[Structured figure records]

::::::::::

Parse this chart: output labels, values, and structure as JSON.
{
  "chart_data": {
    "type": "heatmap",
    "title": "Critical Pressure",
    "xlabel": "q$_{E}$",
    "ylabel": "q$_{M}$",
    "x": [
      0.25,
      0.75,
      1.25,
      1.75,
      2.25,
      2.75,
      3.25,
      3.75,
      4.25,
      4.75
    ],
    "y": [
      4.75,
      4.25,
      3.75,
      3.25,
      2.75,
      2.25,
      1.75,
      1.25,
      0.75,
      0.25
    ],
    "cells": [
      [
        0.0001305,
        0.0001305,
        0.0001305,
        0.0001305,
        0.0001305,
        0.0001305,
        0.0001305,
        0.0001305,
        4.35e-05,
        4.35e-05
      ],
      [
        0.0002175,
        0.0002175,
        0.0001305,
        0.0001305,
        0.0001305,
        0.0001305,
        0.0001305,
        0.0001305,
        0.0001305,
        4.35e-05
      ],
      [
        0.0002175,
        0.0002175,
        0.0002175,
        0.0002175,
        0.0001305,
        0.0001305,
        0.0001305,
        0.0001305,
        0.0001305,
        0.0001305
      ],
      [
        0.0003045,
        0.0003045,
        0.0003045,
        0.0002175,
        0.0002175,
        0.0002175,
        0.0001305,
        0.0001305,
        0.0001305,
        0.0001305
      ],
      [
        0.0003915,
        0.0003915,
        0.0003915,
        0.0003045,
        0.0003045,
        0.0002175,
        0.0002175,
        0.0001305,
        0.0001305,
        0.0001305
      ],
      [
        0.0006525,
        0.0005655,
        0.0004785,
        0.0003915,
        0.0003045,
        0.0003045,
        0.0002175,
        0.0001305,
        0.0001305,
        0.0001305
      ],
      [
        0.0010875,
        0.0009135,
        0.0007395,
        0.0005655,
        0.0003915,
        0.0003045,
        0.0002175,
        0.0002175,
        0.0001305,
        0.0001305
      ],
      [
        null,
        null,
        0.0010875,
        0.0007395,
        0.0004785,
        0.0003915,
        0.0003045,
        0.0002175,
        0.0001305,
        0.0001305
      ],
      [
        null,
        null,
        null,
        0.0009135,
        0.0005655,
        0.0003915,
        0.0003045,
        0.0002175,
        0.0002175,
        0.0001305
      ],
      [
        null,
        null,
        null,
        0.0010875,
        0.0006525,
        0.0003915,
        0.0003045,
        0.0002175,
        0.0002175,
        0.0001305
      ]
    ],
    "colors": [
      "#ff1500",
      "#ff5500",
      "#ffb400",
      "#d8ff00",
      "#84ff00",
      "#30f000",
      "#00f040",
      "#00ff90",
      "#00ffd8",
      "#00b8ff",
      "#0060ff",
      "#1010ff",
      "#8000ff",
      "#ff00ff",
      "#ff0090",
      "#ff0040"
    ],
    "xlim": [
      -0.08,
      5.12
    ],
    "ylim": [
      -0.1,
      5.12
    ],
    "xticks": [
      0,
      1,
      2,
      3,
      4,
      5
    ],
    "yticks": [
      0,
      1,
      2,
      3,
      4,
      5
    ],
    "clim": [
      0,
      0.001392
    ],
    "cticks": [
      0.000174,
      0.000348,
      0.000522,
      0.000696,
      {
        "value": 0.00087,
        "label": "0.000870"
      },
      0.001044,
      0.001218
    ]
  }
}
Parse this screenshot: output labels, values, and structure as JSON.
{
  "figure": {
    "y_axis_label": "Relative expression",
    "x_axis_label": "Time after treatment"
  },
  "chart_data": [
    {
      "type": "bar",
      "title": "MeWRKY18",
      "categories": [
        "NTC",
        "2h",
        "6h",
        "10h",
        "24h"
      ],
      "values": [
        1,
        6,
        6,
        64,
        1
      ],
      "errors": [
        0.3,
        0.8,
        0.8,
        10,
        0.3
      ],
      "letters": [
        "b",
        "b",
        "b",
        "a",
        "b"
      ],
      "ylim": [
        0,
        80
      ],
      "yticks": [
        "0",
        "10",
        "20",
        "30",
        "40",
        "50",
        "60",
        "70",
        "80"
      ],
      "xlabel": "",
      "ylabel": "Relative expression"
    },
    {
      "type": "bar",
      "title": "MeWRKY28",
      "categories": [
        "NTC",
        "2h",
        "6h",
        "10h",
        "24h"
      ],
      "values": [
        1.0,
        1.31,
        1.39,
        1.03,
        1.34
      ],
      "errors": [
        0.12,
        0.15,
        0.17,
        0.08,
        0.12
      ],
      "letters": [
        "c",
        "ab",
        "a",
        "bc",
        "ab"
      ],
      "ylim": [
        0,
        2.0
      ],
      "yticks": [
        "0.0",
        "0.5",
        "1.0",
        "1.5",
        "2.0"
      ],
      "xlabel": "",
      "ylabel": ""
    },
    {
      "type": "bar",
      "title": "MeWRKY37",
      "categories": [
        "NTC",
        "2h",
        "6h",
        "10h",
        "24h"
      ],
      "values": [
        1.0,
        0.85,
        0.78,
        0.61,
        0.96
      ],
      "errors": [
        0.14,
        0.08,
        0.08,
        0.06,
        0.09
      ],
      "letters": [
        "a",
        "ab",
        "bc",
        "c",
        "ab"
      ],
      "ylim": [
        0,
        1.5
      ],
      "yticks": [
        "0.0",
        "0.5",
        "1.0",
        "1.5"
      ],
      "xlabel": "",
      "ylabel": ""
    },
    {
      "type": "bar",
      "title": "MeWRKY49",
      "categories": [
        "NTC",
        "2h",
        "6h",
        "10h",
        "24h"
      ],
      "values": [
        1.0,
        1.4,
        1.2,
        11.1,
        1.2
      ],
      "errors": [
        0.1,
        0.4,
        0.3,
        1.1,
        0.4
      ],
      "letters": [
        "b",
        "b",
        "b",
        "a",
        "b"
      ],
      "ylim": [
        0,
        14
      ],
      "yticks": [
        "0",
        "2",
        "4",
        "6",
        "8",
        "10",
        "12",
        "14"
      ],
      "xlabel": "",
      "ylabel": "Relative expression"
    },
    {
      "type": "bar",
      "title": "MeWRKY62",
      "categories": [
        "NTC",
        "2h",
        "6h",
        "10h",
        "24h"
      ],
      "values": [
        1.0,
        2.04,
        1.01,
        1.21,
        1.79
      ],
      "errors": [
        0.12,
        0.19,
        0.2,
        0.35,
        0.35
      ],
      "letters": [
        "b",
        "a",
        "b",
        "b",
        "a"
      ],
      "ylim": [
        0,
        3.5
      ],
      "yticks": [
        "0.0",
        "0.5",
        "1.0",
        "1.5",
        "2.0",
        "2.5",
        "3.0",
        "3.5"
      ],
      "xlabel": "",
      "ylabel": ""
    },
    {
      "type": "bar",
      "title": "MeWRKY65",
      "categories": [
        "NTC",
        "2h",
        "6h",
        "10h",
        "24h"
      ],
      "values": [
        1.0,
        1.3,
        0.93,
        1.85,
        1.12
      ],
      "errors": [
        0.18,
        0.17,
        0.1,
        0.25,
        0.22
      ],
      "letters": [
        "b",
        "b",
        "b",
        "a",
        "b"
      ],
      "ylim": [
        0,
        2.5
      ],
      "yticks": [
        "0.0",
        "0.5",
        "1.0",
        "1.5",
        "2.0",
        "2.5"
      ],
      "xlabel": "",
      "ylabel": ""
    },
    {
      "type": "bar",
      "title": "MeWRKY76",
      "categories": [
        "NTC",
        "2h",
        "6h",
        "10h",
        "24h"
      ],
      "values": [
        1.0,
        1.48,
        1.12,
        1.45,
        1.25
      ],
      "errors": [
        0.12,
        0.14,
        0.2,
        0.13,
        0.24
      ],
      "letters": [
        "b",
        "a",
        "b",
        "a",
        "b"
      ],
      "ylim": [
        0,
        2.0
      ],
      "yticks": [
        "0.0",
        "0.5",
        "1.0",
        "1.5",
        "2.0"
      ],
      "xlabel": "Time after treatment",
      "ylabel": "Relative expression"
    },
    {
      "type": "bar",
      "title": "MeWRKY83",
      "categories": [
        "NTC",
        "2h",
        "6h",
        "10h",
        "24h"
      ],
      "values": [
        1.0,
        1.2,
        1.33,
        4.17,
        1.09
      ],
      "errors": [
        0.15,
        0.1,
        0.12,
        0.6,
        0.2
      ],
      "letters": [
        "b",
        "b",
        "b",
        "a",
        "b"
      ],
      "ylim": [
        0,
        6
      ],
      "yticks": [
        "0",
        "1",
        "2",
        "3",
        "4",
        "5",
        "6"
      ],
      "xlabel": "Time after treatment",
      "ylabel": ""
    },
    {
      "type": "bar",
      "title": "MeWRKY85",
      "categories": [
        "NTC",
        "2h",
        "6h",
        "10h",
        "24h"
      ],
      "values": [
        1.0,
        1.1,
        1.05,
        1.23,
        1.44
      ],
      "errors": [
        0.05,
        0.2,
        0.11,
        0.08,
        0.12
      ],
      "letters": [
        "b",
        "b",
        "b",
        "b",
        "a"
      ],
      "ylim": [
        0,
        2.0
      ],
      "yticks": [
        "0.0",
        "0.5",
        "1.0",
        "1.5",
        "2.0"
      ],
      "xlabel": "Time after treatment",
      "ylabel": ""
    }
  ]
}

::::::::::

● **Do this**: Identify all lines in the records above with the word "output".

● **Complete answer**:
Parse this chart: output labels, values, and structure as JSON.
Parse this screenshot: output labels, values, and structure as JSON.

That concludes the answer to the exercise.